▶ GIVEN TASK: Go through the material below and report how many lines contain "skipValue". Give only the number.

▶ Records:
-------------------------
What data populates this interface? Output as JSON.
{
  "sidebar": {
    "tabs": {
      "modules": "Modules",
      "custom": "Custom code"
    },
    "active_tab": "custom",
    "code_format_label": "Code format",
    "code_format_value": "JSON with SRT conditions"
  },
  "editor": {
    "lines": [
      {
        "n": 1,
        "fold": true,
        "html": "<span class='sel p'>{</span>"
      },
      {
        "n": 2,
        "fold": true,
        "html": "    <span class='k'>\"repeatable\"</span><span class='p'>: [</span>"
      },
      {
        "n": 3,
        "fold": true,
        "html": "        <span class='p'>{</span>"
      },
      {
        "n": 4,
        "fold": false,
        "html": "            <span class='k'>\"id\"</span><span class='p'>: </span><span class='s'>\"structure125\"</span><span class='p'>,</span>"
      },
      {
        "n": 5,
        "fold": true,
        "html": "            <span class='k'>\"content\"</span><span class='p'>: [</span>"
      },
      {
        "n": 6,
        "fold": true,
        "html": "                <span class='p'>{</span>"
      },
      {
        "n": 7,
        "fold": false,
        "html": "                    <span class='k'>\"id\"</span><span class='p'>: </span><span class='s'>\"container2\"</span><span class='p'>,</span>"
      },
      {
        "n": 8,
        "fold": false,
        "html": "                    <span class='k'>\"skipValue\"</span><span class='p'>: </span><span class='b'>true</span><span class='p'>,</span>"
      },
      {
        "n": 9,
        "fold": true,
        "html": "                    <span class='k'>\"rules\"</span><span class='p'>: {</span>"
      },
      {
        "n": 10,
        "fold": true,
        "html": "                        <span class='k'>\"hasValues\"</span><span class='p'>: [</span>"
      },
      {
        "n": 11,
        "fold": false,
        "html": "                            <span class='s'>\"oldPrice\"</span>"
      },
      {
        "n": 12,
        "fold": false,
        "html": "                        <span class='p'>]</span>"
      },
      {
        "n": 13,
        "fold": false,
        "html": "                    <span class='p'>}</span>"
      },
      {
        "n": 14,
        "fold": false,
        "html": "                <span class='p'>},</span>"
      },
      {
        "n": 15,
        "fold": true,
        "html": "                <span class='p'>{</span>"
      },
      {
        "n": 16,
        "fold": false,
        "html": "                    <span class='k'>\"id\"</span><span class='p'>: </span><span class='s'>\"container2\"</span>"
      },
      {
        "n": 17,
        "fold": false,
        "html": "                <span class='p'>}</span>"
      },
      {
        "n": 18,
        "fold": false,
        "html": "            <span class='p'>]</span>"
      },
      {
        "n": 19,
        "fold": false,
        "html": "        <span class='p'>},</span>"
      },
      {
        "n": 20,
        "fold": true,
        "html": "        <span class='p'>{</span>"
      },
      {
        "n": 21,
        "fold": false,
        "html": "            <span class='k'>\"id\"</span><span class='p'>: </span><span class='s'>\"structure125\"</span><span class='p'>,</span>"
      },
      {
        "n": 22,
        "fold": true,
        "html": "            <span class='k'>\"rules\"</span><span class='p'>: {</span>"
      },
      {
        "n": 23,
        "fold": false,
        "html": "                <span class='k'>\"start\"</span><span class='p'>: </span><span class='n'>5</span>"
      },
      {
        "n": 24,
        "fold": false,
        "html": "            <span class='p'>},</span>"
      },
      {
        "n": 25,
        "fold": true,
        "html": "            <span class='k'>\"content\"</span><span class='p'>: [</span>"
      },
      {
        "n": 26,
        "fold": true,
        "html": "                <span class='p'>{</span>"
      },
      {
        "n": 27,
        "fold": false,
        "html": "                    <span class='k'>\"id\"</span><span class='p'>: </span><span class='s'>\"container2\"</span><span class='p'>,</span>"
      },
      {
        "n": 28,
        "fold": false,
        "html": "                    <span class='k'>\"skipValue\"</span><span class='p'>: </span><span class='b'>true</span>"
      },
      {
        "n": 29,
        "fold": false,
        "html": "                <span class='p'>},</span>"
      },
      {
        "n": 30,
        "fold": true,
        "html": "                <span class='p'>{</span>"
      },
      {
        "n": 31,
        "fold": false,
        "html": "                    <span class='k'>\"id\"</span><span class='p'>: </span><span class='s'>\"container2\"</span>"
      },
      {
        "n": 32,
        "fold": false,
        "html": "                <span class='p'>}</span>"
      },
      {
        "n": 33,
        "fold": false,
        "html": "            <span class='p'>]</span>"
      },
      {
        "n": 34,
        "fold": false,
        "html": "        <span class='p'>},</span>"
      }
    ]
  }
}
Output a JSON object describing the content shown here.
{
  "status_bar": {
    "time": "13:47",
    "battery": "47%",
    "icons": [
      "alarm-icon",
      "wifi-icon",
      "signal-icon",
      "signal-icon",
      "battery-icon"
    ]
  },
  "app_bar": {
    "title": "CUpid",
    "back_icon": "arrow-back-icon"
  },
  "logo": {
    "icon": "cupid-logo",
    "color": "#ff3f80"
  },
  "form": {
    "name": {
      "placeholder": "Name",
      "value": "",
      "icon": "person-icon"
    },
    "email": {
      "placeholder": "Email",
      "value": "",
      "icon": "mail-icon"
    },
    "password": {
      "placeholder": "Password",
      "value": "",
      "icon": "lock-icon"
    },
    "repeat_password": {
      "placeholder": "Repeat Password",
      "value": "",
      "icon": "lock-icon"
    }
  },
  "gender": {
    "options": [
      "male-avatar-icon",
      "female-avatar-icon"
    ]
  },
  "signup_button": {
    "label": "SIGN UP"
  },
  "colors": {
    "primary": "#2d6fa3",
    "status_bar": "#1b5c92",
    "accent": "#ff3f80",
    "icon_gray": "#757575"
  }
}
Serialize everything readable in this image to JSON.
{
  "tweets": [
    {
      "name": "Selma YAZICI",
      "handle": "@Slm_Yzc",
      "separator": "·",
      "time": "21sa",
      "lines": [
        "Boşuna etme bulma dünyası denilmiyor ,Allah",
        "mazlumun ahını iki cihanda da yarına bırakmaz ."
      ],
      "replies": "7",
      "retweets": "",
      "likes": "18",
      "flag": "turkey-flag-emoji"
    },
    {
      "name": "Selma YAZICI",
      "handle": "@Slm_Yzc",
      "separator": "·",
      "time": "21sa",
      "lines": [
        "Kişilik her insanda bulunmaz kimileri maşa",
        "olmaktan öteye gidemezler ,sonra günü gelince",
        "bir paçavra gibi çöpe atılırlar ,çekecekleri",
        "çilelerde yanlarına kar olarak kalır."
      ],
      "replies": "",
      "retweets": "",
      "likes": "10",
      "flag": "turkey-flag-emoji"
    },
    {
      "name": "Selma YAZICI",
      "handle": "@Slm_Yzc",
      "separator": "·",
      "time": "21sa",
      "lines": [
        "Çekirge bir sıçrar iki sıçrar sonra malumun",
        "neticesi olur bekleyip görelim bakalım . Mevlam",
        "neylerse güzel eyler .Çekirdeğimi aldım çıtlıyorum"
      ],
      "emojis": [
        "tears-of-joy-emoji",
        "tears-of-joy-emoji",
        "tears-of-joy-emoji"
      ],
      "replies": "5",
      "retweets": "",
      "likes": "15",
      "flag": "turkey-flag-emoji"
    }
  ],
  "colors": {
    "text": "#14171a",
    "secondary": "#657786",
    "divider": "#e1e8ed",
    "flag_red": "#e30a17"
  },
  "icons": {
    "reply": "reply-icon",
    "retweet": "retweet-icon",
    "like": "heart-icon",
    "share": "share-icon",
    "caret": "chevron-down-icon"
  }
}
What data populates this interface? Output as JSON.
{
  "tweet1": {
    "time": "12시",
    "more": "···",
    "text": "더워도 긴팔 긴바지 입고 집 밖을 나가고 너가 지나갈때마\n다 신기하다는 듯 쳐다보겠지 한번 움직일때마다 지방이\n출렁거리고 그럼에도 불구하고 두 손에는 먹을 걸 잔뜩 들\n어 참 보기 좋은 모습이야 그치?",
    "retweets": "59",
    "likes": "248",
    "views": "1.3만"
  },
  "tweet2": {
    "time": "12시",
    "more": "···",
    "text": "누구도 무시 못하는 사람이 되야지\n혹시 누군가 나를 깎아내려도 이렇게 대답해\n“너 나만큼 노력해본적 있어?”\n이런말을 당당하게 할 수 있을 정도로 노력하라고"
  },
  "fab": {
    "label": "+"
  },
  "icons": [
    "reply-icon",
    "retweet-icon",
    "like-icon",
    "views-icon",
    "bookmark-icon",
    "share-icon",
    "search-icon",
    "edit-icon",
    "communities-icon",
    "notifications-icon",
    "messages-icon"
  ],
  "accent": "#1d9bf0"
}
-------------------------
▶ RESPONSE TO THIS EXERCISE: 2